- _Required task_: Copy every record below exactly as written, but leave out the pictures.

====

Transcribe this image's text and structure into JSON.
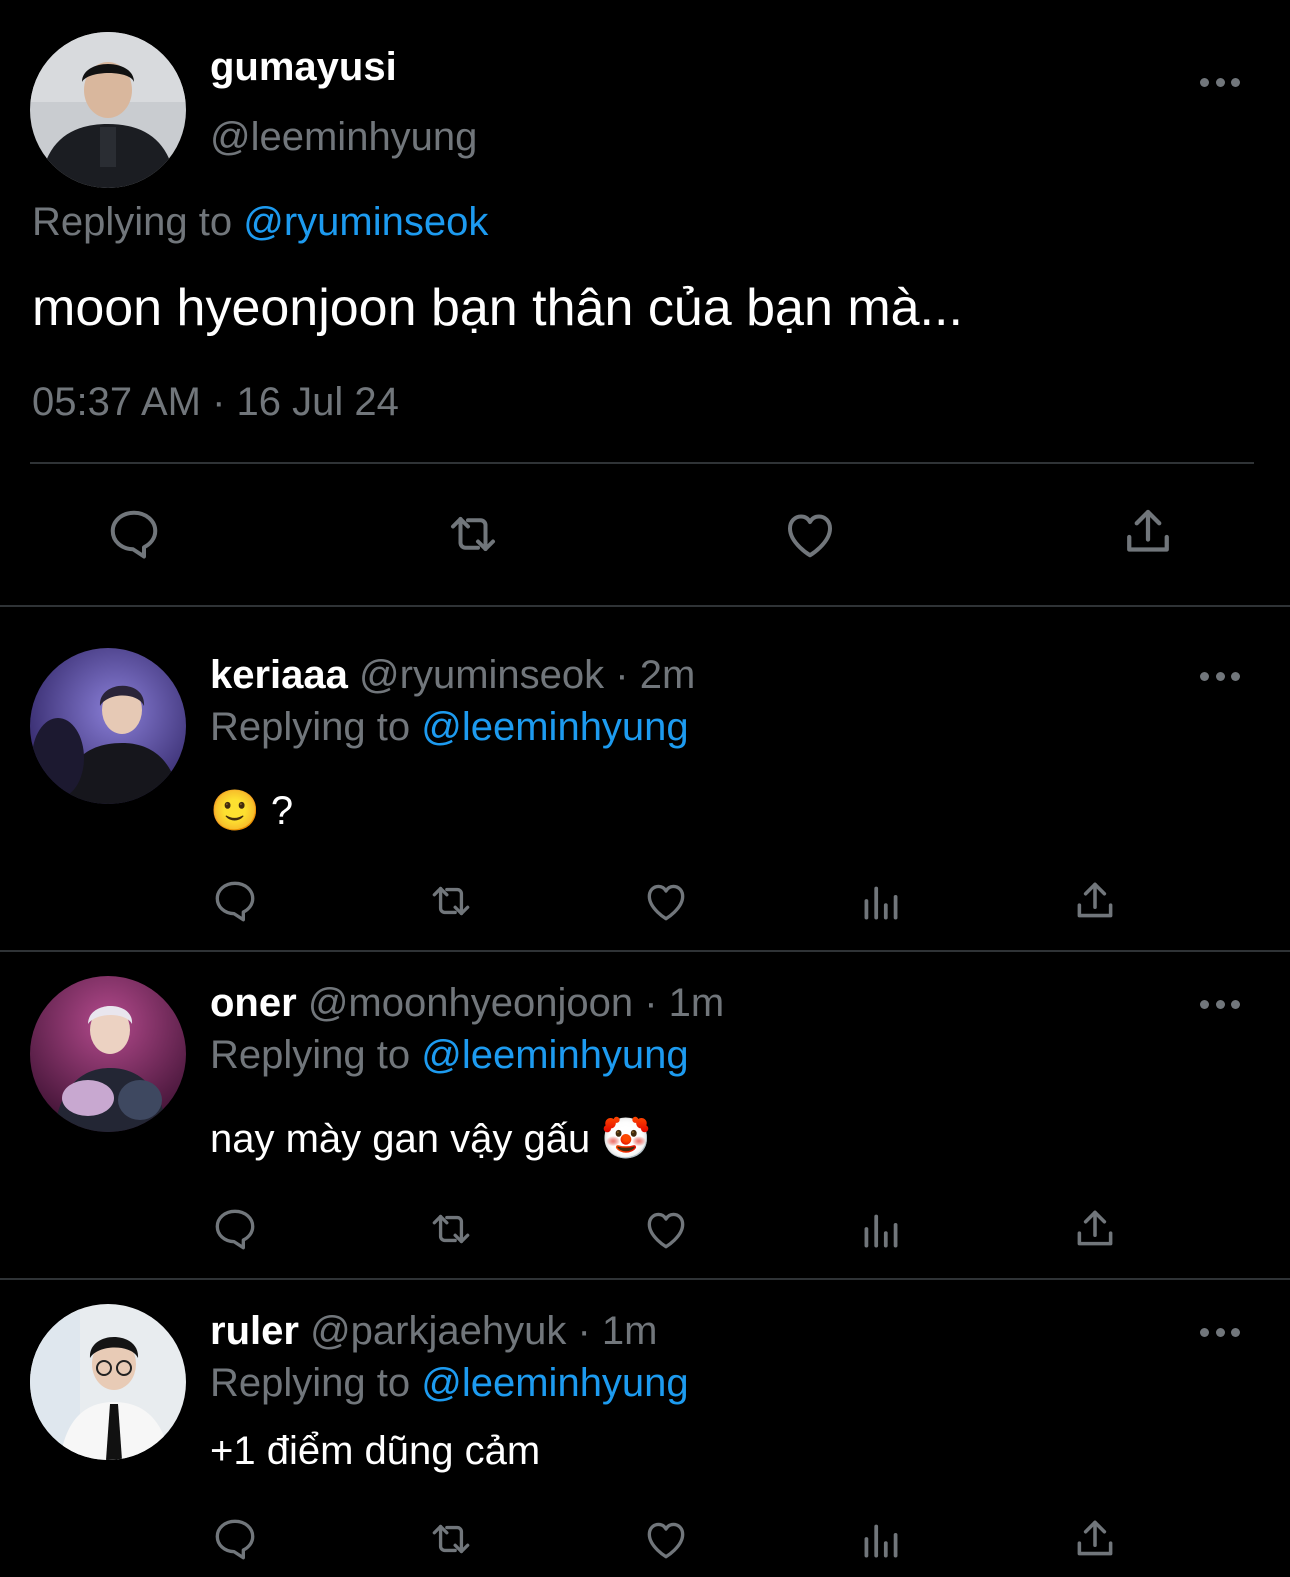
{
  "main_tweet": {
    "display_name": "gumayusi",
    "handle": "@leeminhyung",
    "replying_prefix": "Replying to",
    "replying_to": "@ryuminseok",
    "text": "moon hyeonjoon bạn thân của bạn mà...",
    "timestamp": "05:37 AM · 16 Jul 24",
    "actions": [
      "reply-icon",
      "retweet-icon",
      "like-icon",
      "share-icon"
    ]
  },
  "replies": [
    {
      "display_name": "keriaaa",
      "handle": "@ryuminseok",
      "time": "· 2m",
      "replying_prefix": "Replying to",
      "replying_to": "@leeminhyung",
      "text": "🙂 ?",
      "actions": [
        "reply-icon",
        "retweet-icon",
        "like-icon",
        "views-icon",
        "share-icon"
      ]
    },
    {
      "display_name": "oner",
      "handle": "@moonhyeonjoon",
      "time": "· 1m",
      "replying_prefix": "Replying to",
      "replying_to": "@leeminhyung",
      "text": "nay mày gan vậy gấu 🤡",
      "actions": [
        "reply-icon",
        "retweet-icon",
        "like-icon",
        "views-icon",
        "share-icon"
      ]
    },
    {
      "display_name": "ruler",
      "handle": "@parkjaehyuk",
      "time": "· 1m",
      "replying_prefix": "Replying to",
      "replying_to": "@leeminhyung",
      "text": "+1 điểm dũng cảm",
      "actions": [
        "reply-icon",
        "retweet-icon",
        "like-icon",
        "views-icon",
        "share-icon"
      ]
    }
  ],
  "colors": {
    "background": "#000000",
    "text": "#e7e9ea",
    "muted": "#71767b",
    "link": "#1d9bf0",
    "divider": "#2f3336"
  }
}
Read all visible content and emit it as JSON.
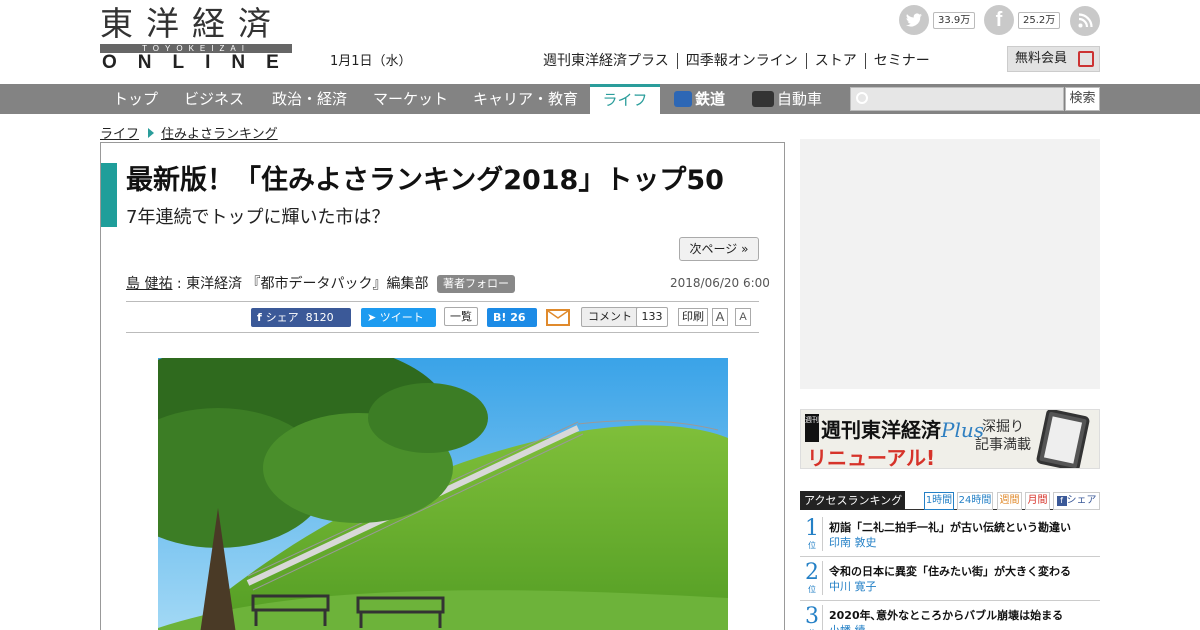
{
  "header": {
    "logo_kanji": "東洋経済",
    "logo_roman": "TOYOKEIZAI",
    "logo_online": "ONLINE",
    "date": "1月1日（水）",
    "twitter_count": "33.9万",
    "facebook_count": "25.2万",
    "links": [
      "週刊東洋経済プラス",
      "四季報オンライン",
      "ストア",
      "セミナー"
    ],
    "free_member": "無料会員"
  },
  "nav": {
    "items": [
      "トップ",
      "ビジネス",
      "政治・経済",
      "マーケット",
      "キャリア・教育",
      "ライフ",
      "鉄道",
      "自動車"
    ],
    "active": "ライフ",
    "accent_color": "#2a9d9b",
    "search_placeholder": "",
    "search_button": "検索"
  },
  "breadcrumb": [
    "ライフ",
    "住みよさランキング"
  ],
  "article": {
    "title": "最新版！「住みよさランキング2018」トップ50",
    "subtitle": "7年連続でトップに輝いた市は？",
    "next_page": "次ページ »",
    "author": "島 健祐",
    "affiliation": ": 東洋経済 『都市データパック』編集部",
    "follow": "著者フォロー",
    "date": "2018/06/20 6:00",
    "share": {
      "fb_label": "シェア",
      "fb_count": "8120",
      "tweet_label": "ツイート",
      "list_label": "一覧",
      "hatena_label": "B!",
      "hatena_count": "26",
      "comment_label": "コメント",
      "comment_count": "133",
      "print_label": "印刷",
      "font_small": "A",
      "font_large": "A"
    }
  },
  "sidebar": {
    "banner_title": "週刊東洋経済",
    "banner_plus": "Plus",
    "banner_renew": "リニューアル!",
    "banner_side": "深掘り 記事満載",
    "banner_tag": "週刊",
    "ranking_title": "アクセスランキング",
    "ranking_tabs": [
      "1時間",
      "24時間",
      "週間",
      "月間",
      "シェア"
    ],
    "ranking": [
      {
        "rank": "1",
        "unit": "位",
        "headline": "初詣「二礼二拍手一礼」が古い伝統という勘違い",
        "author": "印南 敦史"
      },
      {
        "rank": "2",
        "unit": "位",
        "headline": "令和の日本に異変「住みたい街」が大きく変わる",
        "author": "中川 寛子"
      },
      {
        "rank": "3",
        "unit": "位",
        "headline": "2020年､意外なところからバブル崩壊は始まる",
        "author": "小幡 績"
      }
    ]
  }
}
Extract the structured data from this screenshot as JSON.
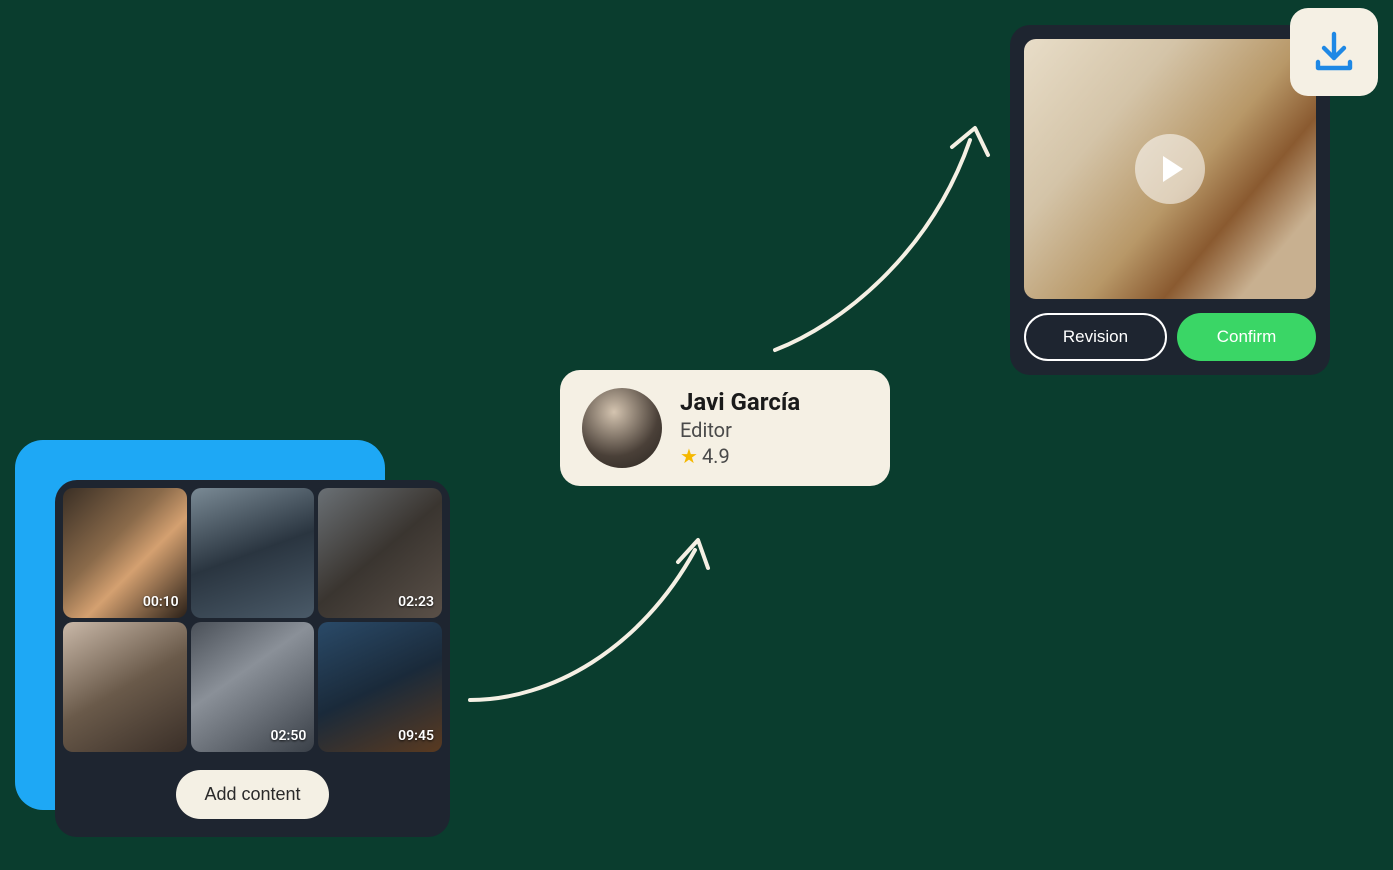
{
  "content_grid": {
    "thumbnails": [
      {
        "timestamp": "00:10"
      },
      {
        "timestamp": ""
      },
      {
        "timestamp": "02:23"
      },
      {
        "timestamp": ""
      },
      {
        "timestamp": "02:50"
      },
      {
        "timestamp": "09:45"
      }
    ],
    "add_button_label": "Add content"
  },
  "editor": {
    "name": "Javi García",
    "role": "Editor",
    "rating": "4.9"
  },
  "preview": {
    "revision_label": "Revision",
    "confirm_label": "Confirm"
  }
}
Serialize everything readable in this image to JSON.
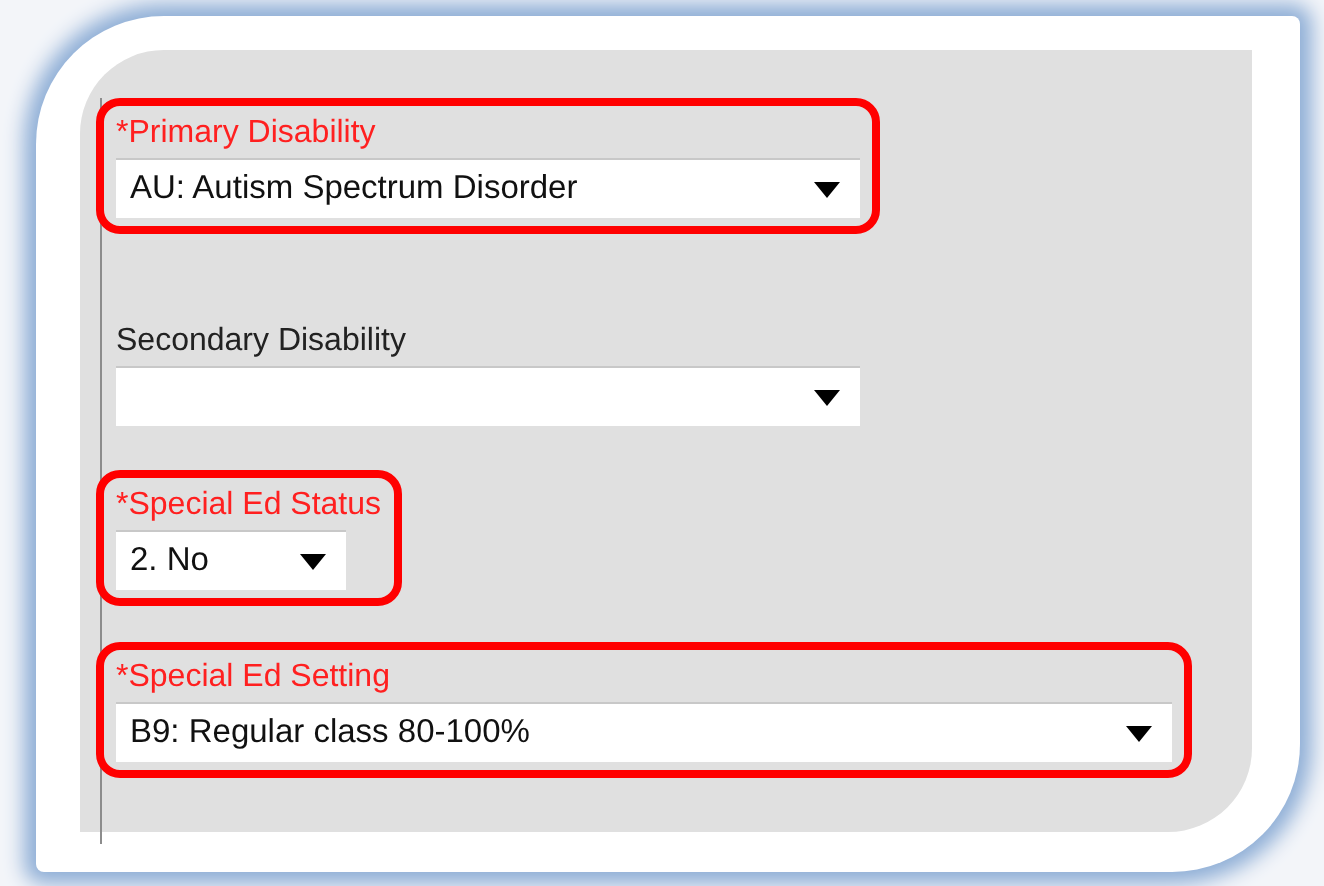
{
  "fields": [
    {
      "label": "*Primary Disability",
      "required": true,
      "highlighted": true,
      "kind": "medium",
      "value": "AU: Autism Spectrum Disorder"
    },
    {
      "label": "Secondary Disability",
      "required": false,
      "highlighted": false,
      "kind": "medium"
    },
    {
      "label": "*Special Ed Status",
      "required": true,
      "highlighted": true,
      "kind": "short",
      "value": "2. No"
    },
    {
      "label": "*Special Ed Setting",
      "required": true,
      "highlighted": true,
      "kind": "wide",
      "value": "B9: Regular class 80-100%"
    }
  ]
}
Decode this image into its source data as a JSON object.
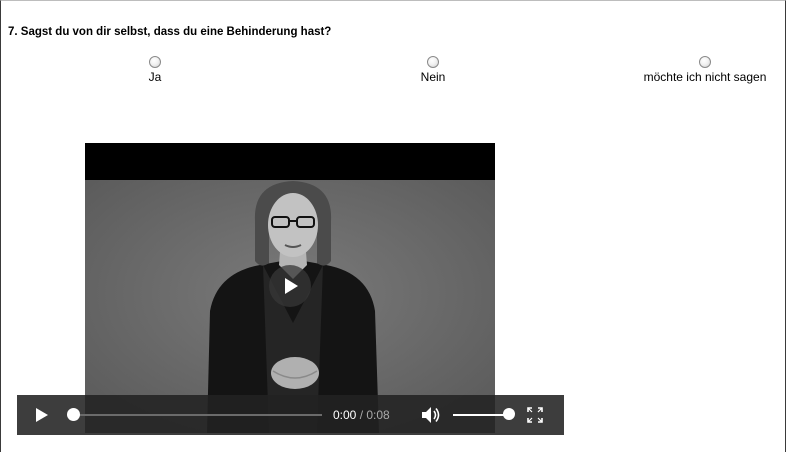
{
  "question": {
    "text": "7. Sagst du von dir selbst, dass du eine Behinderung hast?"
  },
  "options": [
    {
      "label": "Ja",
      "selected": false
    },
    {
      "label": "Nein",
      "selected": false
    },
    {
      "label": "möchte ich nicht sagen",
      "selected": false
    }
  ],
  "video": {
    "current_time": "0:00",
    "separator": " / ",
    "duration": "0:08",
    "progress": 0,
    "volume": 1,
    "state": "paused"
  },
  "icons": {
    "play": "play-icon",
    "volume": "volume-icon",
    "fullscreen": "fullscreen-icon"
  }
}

====

- _Response to the exercise_:
Transcribe this image's text and structure into JSON.
{
  "main_tweet": {
    "display_name": "gumayusi",
    "handle": "@leeminhyung",
    "replying_prefix": "Replying to",
    "replying_to": "@ryuminseok",
    "text": "moon hyeonjoon bạn thân của bạn mà...",
    "timestamp": "05:37 AM · 16 Jul 24",
    "actions": [
      "reply-icon",
      "retweet-icon",
      "like-icon",
      "share-icon"
    ]
  },
  "replies": [
    {
      "display_name": "keriaaa",
      "handle": "@ryuminseok",
      "time": "· 2m",
      "replying_prefix": "Replying to",
      "replying_to": "@leeminhyung",
      "text": "🙂 ?",
      "actions": [
        "reply-icon",
        "retweet-icon",
        "like-icon",
        "views-icon",
        "share-icon"
      ]
    },
    {
      "display_name": "oner",
      "handle": "@moonhyeonjoon",
      "time": "· 1m",
      "replying_prefix": "Replying to",
      "replying_to": "@leeminhyung",
      "text": "nay mày gan vậy gấu 🤡",
      "actions": [
        "reply-icon",
        "retweet-icon",
        "like-icon",
        "views-icon",
        "share-icon"
      ]
    },
    {
      "display_name": "ruler",
      "handle": "@parkjaehyuk",
      "time": "· 1m",
      "replying_prefix": "Replying to",
      "replying_to": "@leeminhyung",
      "text": "+1 điểm dũng cảm",
      "actions": [
        "reply-icon",
        "retweet-icon",
        "like-icon",
        "views-icon",
        "share-icon"
      ]
    }
  ],
  "colors": {
    "background": "#000000",
    "text": "#e7e9ea",
    "muted": "#71767b",
    "link": "#1d9bf0",
    "divider": "#2f3336"
  }
}
Read all visible content and emit it as JSON.
{
  "header": {
    "logo_kanji": "東洋経済",
    "logo_roman": "TOYOKEIZAI",
    "logo_online": "ONLINE",
    "date": "1月1日（水）",
    "twitter_count": "33.9万",
    "facebook_count": "25.2万",
    "links": [
      "週刊東洋経済プラス",
      "四季報オンライン",
      "ストア",
      "セミナー"
    ],
    "free_member": "無料会員"
  },
  "nav": {
    "items": [
      "トップ",
      "ビジネス",
      "政治・経済",
      "マーケット",
      "キャリア・教育",
      "ライフ",
      "鉄道",
      "自動車"
    ],
    "active": "ライフ",
    "accent_color": "#2a9d9b",
    "search_placeholder": "",
    "search_button": "検索"
  },
  "breadcrumb": [
    "ライフ",
    "住みよさランキング"
  ],
  "article": {
    "title": "最新版！「住みよさランキング2018」トップ50",
    "subtitle": "7年連続でトップに輝いた市は？",
    "next_page": "次ページ »",
    "author": "島 健祐",
    "affiliation": ": 東洋経済 『都市データパック』編集部",
    "follow": "著者フォロー",
    "date": "2018/06/20 6:00",
    "share": {
      "fb_label": "シェア",
      "fb_count": "8120",
      "tweet_label": "ツイート",
      "list_label": "一覧",
      "hatena_label": "B!",
      "hatena_count": "26",
      "comment_label": "コメント",
      "comment_count": "133",
      "print_label": "印刷",
      "font_small": "A",
      "font_large": "A"
    }
  },
  "sidebar": {
    "banner_title": "週刊東洋経済",
    "banner_plus": "Plus",
    "banner_renew": "リニューアル!",
    "banner_side": "深掘り 記事満載",
    "banner_tag": "週刊",
    "ranking_title": "アクセスランキング",
    "ranking_tabs": [
      "1時間",
      "24時間",
      "週間",
      "月間",
      "シェア"
    ],
    "ranking": [
      {
        "rank": "1",
        "unit": "位",
        "headline": "初詣「二礼二拍手一礼」が古い伝統という勘違い",
        "author": "印南 敦史"
      },
      {
        "rank": "2",
        "unit": "位",
        "headline": "令和の日本に異変「住みたい街」が大きく変わる",
        "author": "中川 寛子"
      },
      {
        "rank": "3",
        "unit": "位",
        "headline": "2020年､意外なところからバブル崩壊は始まる",
        "author": "小幡 績"
      }
    ]
  }
}
Extract the structured data from this screenshot as JSON.
{
  "content_grid": {
    "thumbnails": [
      {
        "timestamp": "00:10"
      },
      {
        "timestamp": ""
      },
      {
        "timestamp": "02:23"
      },
      {
        "timestamp": ""
      },
      {
        "timestamp": "02:50"
      },
      {
        "timestamp": "09:45"
      }
    ],
    "add_button_label": "Add content"
  },
  "editor": {
    "name": "Javi García",
    "role": "Editor",
    "rating": "4.9"
  },
  "preview": {
    "revision_label": "Revision",
    "confirm_label": "Confirm"
  }
}
Serialize everything readable in this image to JSON.
{
  "fields": [
    {
      "label": "*Primary Disability",
      "required": true,
      "highlighted": true,
      "kind": "medium",
      "value": "AU: Autism Spectrum Disorder"
    },
    {
      "label": "Secondary Disability",
      "required": false,
      "highlighted": false,
      "kind": "medium"
    },
    {
      "label": "*Special Ed Status",
      "required": true,
      "highlighted": true,
      "kind": "short",
      "value": "2. No"
    },
    {
      "label": "*Special Ed Setting",
      "required": true,
      "highlighted": true,
      "kind": "wide",
      "value": "B9: Regular class 80-100%"
    }
  ]
}
Decode this image into its source data as a JSON object.
{
  "question": {
    "text": "7. Sagst du von dir selbst, dass du eine Behinderung hast?"
  },
  "options": [
    {
      "label": "Ja",
      "selected": false
    },
    {
      "label": "Nein",
      "selected": false
    },
    {
      "label": "möchte ich nicht sagen",
      "selected": false
    }
  ],
  "video": {
    "current_time": "0:00",
    "separator": " / ",
    "duration": "0:08",
    "progress": 0,
    "volume": 1,
    "state": "paused"
  },
  "icons": {
    "play": "play-icon",
    "volume": "volume-icon",
    "fullscreen": "fullscreen-icon"
  }
}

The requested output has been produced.